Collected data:
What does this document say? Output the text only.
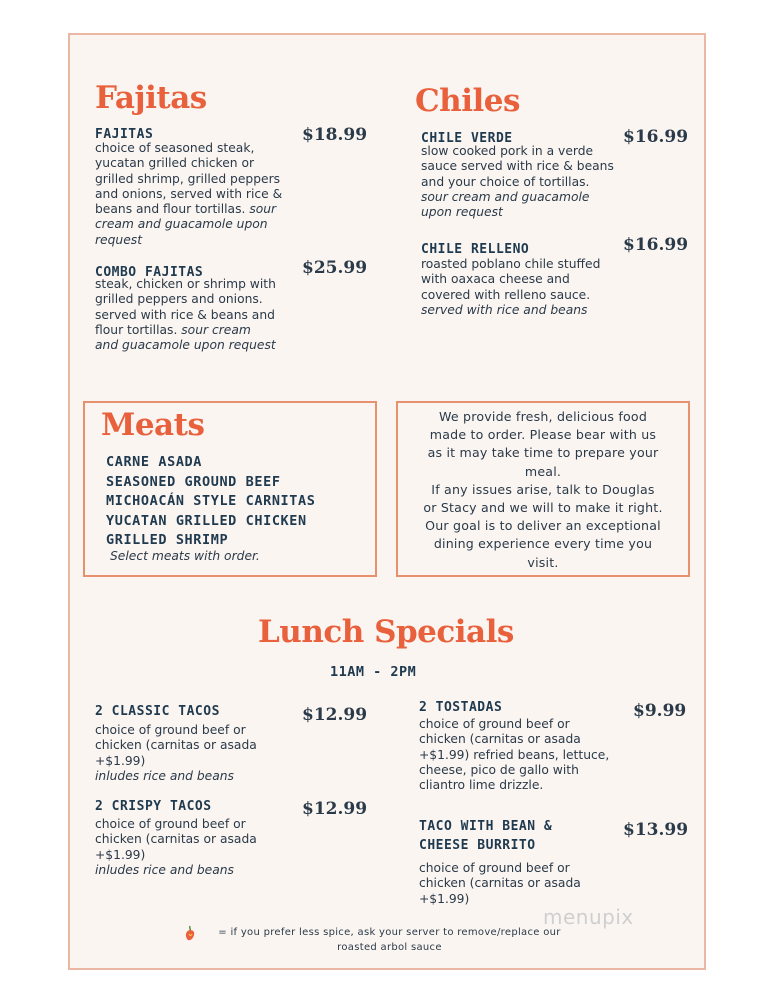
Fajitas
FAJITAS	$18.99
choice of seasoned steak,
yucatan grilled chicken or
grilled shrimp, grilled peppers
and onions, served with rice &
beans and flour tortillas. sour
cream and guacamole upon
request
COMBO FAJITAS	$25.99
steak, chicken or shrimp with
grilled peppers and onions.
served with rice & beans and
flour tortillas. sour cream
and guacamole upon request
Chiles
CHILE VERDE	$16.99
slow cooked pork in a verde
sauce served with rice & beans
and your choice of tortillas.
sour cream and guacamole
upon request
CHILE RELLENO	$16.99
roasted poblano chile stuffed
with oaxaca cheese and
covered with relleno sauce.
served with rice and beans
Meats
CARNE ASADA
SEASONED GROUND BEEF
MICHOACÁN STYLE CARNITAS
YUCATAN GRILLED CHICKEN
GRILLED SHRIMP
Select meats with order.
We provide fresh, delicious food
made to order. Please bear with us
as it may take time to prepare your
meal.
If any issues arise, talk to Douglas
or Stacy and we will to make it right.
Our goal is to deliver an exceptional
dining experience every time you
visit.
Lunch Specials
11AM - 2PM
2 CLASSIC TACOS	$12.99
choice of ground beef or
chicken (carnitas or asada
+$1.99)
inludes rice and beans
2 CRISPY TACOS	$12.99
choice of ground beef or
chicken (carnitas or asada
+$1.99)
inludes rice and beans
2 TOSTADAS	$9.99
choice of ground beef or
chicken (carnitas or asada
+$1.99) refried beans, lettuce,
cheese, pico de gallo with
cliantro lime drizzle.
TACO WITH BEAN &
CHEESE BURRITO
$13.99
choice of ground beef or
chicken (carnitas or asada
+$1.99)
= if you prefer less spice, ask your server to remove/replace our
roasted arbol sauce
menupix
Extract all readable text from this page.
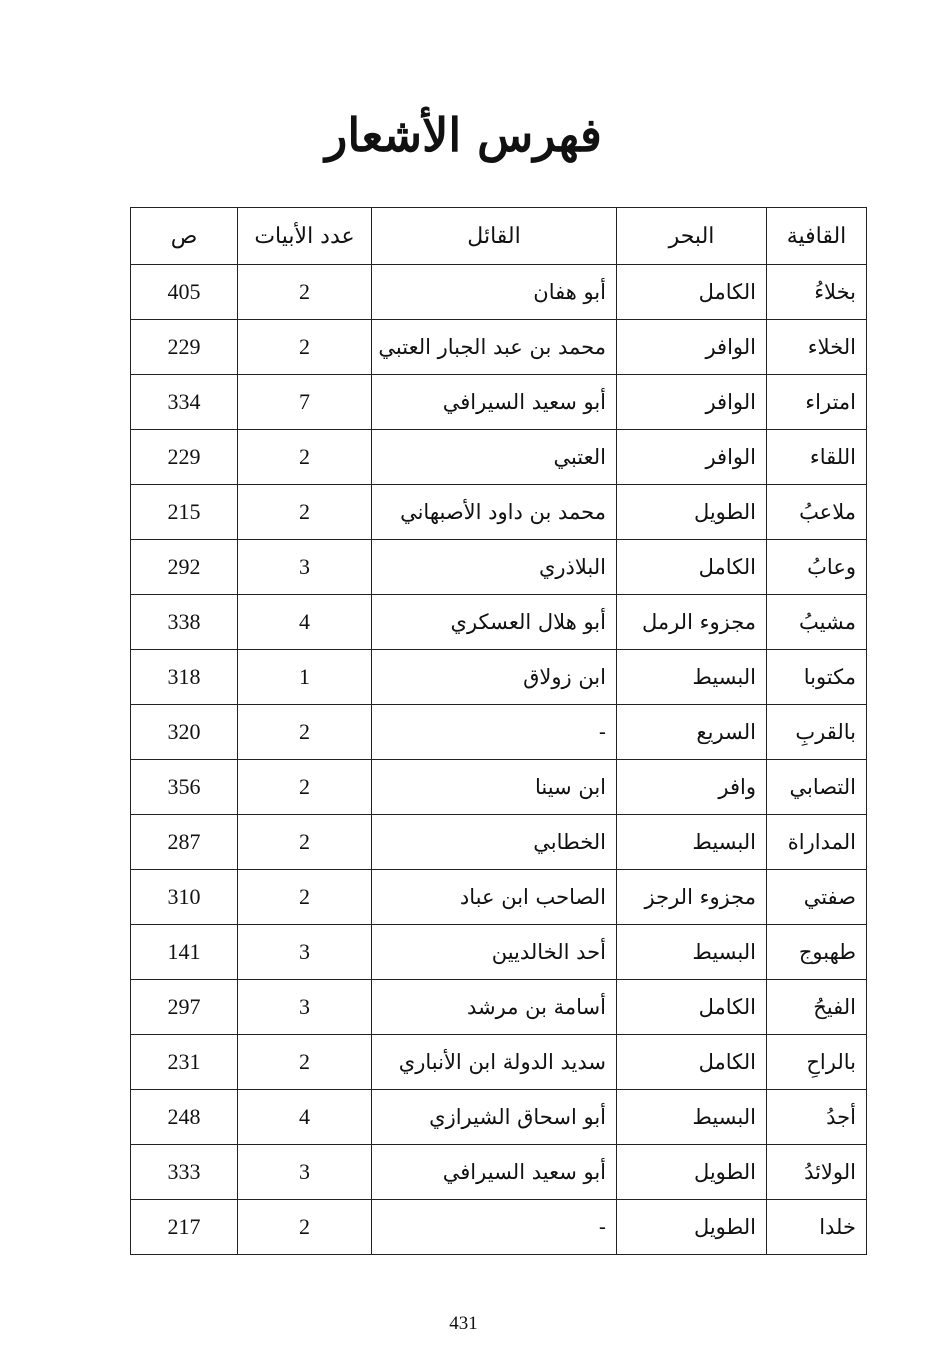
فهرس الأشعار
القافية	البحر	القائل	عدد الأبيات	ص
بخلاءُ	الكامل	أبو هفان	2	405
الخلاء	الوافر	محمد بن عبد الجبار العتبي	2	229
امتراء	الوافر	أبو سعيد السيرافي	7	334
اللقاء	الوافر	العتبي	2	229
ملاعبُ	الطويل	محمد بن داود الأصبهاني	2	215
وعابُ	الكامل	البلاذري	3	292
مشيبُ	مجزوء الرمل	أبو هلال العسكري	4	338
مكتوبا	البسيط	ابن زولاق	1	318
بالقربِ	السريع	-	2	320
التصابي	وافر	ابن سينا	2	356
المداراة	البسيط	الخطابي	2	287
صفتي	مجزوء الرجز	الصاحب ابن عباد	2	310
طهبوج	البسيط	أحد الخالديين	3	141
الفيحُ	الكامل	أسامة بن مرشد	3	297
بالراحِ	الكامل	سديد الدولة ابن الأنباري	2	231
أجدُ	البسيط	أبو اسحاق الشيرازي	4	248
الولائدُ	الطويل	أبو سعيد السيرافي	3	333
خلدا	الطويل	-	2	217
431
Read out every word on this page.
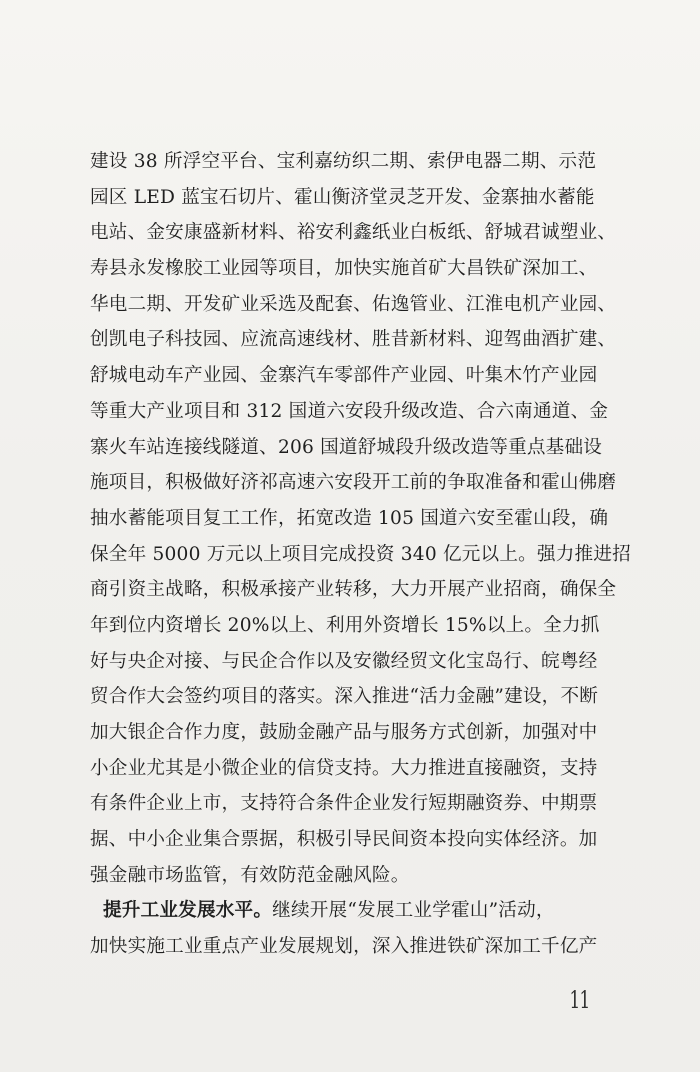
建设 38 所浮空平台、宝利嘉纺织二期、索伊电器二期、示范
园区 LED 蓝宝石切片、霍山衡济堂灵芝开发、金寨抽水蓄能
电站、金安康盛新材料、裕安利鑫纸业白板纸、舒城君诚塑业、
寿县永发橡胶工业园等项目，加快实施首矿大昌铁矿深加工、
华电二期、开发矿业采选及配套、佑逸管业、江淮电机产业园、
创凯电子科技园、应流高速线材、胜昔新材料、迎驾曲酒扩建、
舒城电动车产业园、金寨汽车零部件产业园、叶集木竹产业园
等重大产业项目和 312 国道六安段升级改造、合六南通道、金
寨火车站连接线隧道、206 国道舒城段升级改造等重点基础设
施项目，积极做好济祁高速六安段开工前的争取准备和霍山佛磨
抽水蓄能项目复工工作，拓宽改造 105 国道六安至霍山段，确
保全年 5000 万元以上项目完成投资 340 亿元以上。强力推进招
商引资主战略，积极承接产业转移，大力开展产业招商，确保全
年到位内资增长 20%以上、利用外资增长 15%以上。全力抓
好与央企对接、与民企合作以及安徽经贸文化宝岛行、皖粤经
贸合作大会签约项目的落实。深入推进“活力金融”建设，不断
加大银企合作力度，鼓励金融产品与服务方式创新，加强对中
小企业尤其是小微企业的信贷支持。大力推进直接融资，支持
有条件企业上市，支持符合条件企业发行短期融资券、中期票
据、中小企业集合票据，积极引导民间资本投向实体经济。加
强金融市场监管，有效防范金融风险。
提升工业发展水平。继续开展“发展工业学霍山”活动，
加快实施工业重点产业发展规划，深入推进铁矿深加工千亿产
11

CHALLENGE
Copy every record above exactly as written, but leave out the pictures.

RESPONSE
What does this document say? Output the text only.
Fajitas
FAJITAS	$18.99
choice of seasoned steak,
yucatan grilled chicken or
grilled shrimp, grilled peppers
and onions, served with rice &
beans and flour tortillas. sour
cream and guacamole upon
request
COMBO FAJITAS	$25.99
steak, chicken or shrimp with
grilled peppers and onions.
served with rice & beans and
flour tortillas. sour cream
and guacamole upon request
Chiles
CHILE VERDE	$16.99
slow cooked pork in a verde
sauce served with rice & beans
and your choice of tortillas.
sour cream and guacamole
upon request
CHILE RELLENO	$16.99
roasted poblano chile stuffed
with oaxaca cheese and
covered with relleno sauce.
served with rice and beans
Meats
CARNE ASADA
SEASONED GROUND BEEF
MICHOACÁN STYLE CARNITAS
YUCATAN GRILLED CHICKEN
GRILLED SHRIMP
Select meats with order.
We provide fresh, delicious food
made to order. Please bear with us
as it may take time to prepare your
meal.
If any issues arise, talk to Douglas
or Stacy and we will to make it right.
Our goal is to deliver an exceptional
dining experience every time you
visit.
Lunch Specials
11AM - 2PM
2 CLASSIC TACOS	$12.99
choice of ground beef or
chicken (carnitas or asada
+$1.99)
inludes rice and beans
2 CRISPY TACOS	$12.99
choice of ground beef or
chicken (carnitas or asada
+$1.99)
inludes rice and beans
2 TOSTADAS	$9.99
choice of ground beef or
chicken (carnitas or asada
+$1.99) refried beans, lettuce,
cheese, pico de gallo with
cliantro lime drizzle.
TACO WITH BEAN &
CHEESE BURRITO
$13.99
choice of ground beef or
chicken (carnitas or asada
+$1.99)
= if you prefer less spice, ask your server to remove/replace our
roasted arbol sauce
menupix
Extract all readable text from this page.
فهرس الأشعار
القافية	البحر	القائل	عدد الأبيات	ص
بخلاءُ	الكامل	أبو هفان	2	405
الخلاء	الوافر	محمد بن عبد الجبار العتبي	2	229
امتراء	الوافر	أبو سعيد السيرافي	7	334
اللقاء	الوافر	العتبي	2	229
ملاعبُ	الطويل	محمد بن داود الأصبهاني	2	215
وعابُ	الكامل	البلاذري	3	292
مشيبُ	مجزوء الرمل	أبو هلال العسكري	4	338
مكتوبا	البسيط	ابن زولاق	1	318
بالقربِ	السريع	-	2	320
التصابي	وافر	ابن سينا	2	356
المداراة	البسيط	الخطابي	2	287
صفتي	مجزوء الرجز	الصاحب ابن عباد	2	310
طهبوج	البسيط	أحد الخالديين	3	141
الفيحُ	الكامل	أسامة بن مرشد	3	297
بالراحِ	الكامل	سديد الدولة ابن الأنباري	2	231
أجدُ	البسيط	أبو اسحاق الشيرازي	4	248
الولائدُ	الطويل	أبو سعيد السيرافي	3	333
خلدا	الطويل	-	2	217
431
Read out every word on this page.
建设 38 所浮空平台、宝利嘉纺织二期、索伊电器二期、示范
园区 LED 蓝宝石切片、霍山衡济堂灵芝开发、金寨抽水蓄能
电站、金安康盛新材料、裕安利鑫纸业白板纸、舒城君诚塑业、
寿县永发橡胶工业园等项目，加快实施首矿大昌铁矿深加工、
华电二期、开发矿业采选及配套、佑逸管业、江淮电机产业园、
创凯电子科技园、应流高速线材、胜昔新材料、迎驾曲酒扩建、
舒城电动车产业园、金寨汽车零部件产业园、叶集木竹产业园
等重大产业项目和 312 国道六安段升级改造、合六南通道、金
寨火车站连接线隧道、206 国道舒城段升级改造等重点基础设
施项目，积极做好济祁高速六安段开工前的争取准备和霍山佛磨
抽水蓄能项目复工工作，拓宽改造 105 国道六安至霍山段，确
保全年 5000 万元以上项目完成投资 340 亿元以上。强力推进招
商引资主战略，积极承接产业转移，大力开展产业招商，确保全
年到位内资增长 20%以上、利用外资增长 15%以上。全力抓
好与央企对接、与民企合作以及安徽经贸文化宝岛行、皖粤经
贸合作大会签约项目的落实。深入推进“活力金融”建设，不断
加大银企合作力度，鼓励金融产品与服务方式创新，加强对中
小企业尤其是小微企业的信贷支持。大力推进直接融资，支持
有条件企业上市，支持符合条件企业发行短期融资券、中期票
据、中小企业集合票据，积极引导民间资本投向实体经济。加
强金融市场监管，有效防范金融风险。
提升工业发展水平。继续开展“发展工业学霍山”活动，
加快实施工业重点产业发展规划，深入推进铁矿深加工千亿产
11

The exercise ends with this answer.